- Objective
Select every line containing the word "memes" from the material, and copy those lines.

- Given records
* * *

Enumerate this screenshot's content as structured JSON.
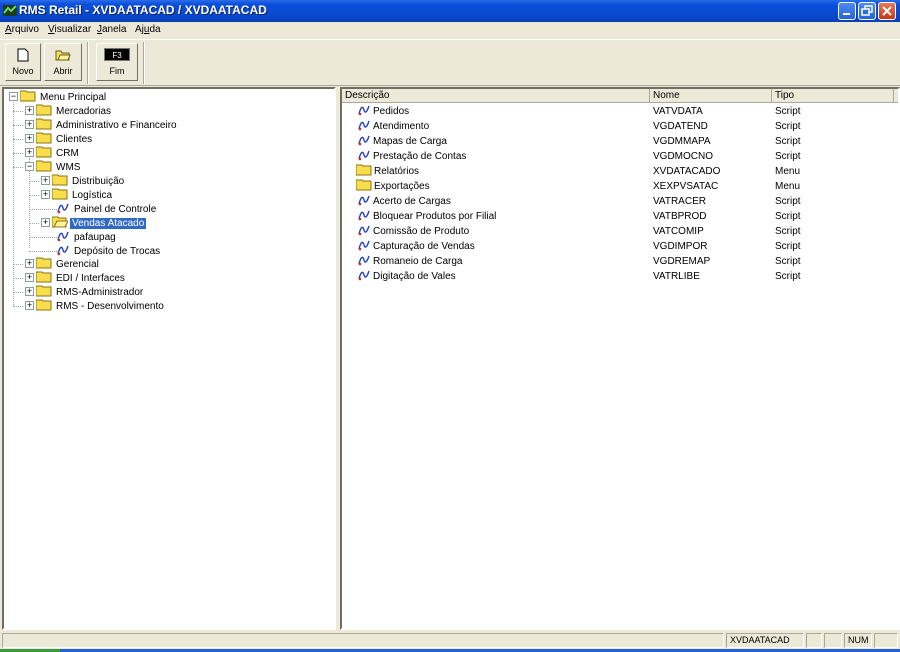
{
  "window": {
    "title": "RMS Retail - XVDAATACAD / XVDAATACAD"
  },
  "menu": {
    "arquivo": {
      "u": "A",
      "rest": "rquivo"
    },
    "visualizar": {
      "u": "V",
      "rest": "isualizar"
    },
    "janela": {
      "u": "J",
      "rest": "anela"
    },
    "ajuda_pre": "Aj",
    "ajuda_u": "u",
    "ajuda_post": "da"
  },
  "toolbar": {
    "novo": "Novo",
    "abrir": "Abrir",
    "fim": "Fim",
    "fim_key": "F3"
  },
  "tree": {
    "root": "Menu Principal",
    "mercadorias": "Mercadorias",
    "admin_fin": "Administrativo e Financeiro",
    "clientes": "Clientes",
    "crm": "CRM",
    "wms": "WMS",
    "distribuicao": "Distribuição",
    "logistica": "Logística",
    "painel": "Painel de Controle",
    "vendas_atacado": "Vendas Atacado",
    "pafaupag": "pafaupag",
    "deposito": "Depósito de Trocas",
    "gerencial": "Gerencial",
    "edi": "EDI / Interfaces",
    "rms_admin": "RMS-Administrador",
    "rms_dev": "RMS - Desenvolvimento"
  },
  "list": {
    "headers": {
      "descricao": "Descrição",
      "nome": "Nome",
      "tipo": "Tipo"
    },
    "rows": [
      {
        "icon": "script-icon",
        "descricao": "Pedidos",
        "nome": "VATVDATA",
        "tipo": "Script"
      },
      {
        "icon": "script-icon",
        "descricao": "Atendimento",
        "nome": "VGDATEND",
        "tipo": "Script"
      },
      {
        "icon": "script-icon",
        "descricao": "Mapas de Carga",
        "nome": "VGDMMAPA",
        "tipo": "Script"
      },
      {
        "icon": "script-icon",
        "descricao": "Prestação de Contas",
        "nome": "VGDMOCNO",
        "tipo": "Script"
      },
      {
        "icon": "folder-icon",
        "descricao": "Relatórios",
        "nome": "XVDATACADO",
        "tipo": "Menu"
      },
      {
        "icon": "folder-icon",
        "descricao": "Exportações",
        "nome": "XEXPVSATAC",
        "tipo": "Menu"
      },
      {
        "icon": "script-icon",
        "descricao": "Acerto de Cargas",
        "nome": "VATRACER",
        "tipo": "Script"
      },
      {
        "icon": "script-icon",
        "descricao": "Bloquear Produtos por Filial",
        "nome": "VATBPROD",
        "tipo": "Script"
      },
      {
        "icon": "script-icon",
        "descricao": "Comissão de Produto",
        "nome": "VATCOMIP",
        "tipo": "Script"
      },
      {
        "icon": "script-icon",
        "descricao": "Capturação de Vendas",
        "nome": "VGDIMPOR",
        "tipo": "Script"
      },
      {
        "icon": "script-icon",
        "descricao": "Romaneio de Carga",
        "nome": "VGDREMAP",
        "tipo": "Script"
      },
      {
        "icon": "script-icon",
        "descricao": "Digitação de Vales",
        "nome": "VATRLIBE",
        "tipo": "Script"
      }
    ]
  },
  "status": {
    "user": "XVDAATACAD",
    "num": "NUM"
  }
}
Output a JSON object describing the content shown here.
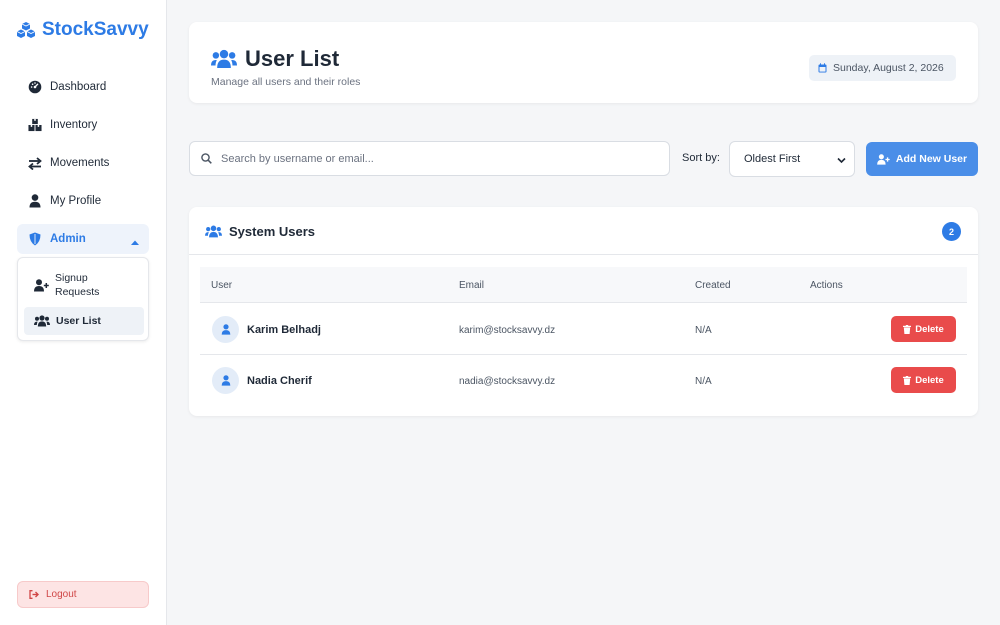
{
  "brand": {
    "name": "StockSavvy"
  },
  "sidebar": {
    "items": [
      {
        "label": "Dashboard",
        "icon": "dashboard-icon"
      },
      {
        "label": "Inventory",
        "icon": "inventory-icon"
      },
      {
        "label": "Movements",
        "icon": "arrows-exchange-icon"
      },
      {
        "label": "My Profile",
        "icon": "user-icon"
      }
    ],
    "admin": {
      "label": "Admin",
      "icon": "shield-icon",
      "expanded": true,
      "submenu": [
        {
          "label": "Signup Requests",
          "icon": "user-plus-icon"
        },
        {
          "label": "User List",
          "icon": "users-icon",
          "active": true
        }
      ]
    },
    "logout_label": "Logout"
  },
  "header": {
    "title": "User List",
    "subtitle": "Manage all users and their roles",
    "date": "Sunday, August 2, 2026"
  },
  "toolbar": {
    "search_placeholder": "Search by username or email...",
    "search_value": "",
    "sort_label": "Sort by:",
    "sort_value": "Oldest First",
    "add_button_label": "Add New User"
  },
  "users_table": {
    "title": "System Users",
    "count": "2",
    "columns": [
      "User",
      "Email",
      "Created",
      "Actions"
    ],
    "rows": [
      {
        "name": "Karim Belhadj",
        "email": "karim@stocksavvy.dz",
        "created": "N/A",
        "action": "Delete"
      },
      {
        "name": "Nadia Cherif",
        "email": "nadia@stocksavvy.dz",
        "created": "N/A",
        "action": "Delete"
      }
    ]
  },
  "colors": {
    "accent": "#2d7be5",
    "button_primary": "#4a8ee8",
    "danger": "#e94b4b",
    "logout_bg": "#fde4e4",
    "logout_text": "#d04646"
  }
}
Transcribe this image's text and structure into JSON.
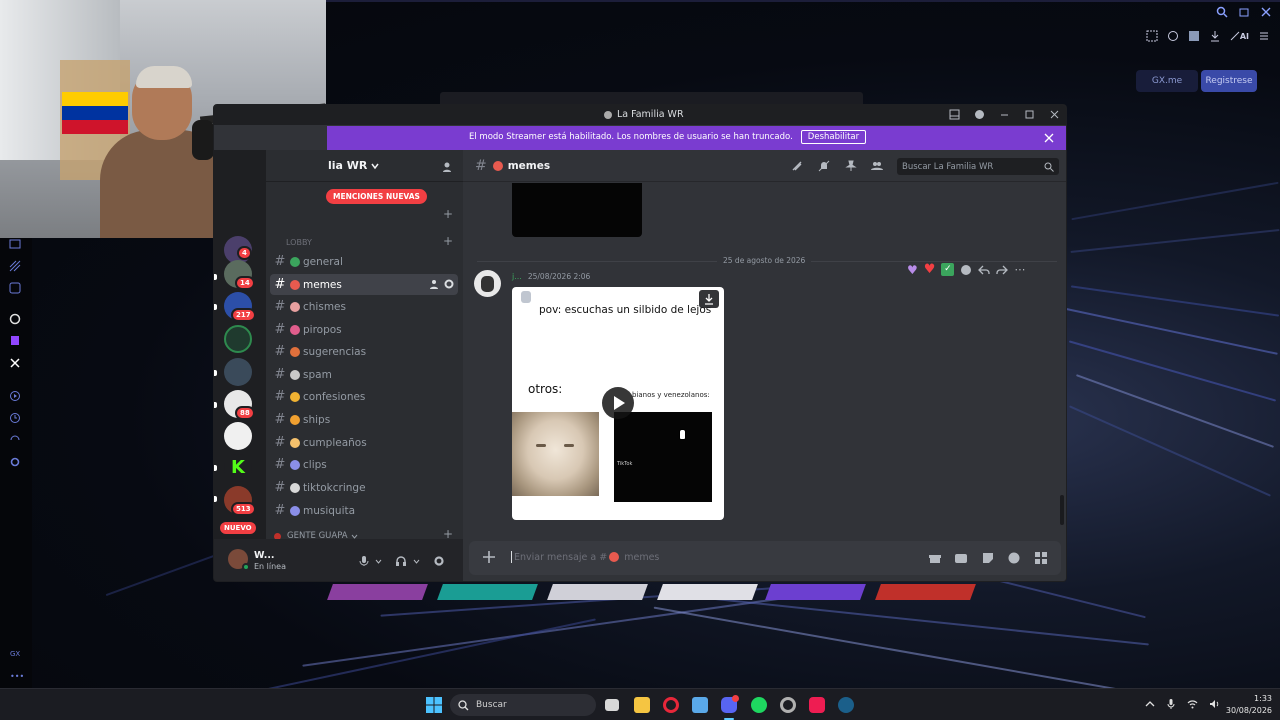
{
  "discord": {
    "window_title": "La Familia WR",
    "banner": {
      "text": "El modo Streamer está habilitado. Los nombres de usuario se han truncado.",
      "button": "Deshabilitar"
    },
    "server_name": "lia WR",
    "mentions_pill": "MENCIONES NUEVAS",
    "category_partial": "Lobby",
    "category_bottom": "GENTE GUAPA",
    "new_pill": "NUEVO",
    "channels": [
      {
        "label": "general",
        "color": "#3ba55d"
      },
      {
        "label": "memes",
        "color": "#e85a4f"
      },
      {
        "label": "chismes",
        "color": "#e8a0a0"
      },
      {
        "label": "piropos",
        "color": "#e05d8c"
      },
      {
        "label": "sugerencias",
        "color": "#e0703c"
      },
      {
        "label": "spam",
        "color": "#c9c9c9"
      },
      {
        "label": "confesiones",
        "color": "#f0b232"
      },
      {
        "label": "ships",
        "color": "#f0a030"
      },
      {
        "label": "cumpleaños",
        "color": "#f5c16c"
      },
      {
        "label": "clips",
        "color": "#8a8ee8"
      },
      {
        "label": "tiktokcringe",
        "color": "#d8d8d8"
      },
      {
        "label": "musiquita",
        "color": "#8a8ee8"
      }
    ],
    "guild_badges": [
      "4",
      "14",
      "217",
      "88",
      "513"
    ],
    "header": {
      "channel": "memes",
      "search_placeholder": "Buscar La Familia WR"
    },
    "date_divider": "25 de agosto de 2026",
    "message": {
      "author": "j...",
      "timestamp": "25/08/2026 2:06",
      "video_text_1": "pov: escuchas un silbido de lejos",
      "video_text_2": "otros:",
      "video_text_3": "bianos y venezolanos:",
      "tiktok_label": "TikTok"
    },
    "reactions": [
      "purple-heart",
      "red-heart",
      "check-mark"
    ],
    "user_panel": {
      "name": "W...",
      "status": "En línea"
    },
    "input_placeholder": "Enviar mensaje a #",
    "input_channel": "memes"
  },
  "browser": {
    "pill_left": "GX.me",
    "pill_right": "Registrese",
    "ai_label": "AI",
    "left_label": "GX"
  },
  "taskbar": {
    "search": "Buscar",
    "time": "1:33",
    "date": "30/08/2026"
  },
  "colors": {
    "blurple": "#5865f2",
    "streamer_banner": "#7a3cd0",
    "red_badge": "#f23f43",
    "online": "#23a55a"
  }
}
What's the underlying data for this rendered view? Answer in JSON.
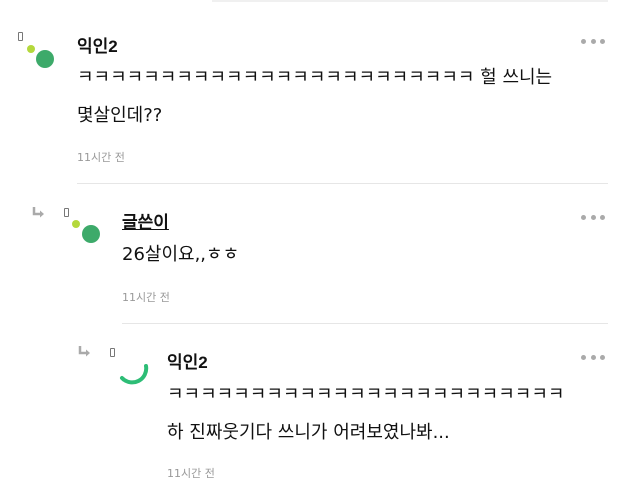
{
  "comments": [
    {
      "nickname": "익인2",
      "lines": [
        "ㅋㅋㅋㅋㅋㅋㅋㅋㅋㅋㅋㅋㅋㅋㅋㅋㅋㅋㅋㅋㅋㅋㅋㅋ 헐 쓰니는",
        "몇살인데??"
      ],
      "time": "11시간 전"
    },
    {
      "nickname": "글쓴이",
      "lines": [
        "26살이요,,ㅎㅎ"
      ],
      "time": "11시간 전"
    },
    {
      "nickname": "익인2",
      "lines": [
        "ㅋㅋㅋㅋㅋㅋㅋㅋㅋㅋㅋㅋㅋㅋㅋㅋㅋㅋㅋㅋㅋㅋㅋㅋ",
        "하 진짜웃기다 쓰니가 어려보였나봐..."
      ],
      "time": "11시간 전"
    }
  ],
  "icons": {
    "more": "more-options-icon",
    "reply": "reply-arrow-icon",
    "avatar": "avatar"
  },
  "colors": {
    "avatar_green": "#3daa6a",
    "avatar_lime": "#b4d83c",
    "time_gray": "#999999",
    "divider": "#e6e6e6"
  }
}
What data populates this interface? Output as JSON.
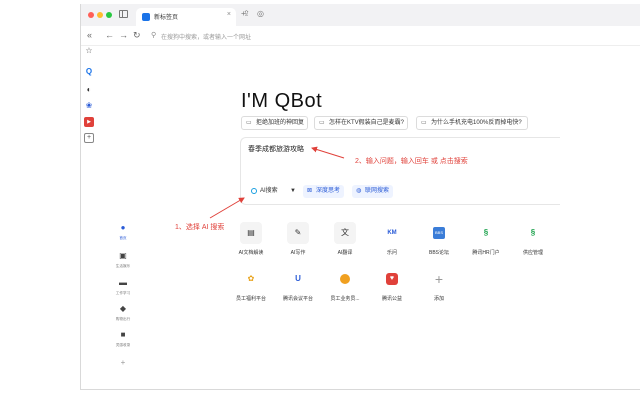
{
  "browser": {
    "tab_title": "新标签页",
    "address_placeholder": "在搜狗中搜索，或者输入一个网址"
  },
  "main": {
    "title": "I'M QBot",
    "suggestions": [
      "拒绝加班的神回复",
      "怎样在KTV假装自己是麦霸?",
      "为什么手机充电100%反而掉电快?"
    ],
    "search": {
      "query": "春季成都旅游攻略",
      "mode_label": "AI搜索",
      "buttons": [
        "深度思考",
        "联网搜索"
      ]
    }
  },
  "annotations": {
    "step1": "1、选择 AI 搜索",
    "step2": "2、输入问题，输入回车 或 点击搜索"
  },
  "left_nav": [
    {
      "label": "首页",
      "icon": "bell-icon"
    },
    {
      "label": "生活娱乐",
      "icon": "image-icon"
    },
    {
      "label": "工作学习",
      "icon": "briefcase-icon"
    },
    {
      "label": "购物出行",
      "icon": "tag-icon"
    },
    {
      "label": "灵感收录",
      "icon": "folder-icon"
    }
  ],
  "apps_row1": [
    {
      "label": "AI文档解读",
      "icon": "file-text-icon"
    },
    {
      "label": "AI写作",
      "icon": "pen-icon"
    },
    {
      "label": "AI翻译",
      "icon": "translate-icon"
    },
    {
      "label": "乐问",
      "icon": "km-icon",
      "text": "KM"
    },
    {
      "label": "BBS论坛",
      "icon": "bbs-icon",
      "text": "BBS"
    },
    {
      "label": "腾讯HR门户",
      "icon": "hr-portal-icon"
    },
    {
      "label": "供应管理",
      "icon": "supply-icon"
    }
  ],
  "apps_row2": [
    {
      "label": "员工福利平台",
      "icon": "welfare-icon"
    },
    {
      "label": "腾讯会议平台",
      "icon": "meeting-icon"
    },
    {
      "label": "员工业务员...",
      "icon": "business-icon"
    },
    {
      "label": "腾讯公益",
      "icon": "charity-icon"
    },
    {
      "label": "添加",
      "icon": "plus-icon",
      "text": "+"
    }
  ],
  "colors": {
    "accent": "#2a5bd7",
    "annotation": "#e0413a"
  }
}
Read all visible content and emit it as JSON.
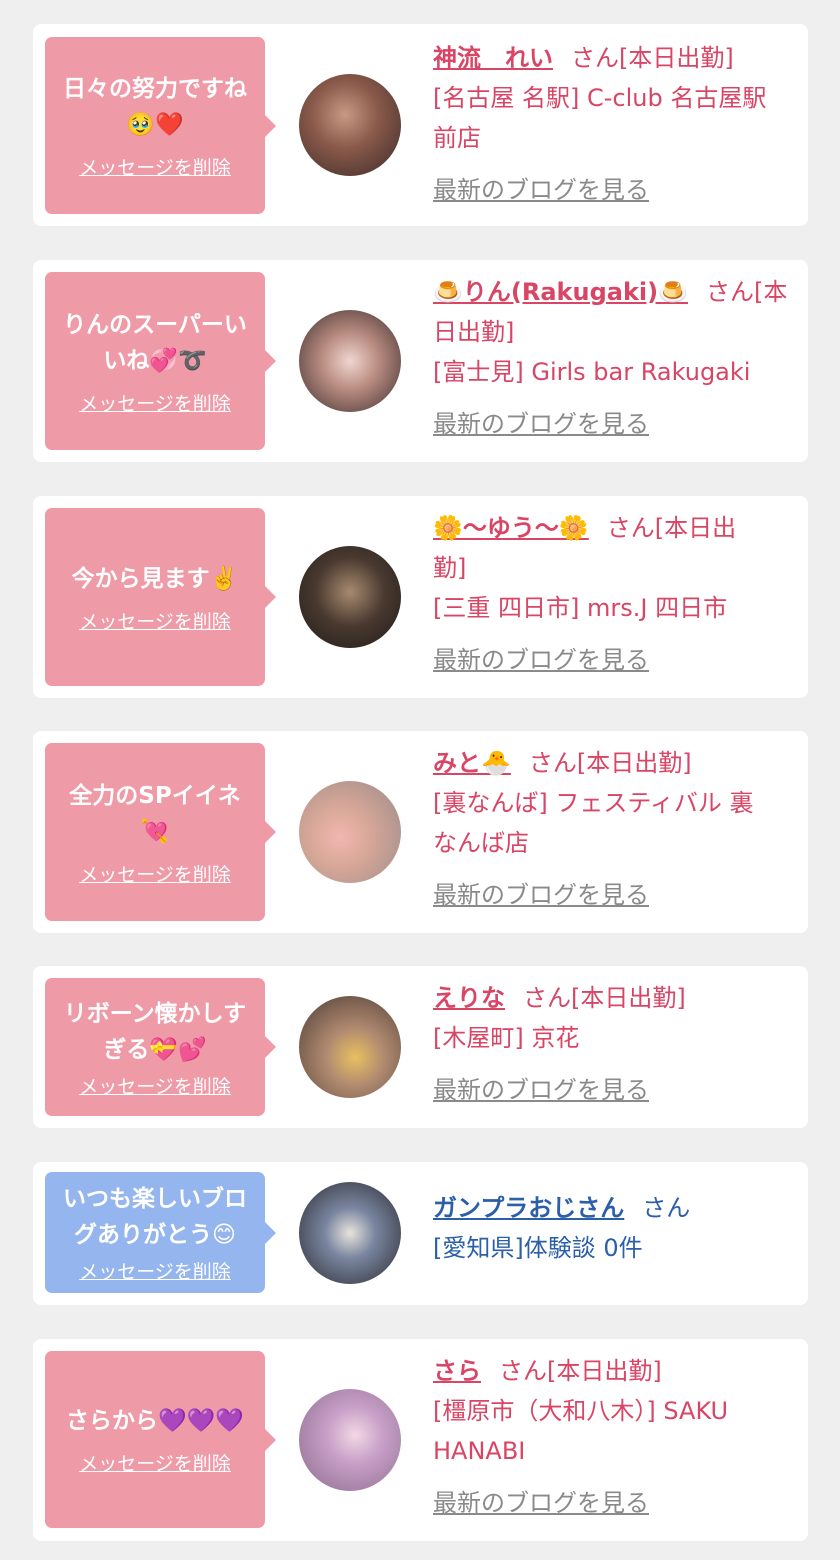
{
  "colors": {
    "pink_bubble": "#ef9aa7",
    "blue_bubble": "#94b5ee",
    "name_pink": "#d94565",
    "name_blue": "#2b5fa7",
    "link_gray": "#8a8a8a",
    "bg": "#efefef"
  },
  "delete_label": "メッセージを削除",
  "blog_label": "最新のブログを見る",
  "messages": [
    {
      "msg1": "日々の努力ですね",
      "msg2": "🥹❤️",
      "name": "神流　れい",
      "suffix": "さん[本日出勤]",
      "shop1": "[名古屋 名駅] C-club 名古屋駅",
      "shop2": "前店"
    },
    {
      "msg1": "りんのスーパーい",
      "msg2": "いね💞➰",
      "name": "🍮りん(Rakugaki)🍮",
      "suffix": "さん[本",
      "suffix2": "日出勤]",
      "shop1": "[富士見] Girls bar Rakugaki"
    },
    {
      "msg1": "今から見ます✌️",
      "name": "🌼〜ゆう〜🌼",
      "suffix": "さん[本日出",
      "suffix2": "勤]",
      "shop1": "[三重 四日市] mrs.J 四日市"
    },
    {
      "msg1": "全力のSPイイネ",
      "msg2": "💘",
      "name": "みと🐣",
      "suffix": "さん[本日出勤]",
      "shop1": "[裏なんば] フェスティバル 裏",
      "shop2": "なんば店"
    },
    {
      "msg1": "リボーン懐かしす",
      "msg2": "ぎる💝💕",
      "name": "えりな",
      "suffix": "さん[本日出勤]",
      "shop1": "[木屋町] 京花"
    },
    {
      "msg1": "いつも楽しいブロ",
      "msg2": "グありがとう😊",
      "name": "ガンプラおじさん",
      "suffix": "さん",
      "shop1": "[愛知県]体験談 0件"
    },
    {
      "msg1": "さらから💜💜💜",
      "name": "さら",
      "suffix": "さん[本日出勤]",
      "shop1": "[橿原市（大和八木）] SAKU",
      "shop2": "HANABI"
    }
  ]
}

* * *

- Solution to the exercise
        "label": "memes",
      "channel": "memes",
    "input_channel": "memes"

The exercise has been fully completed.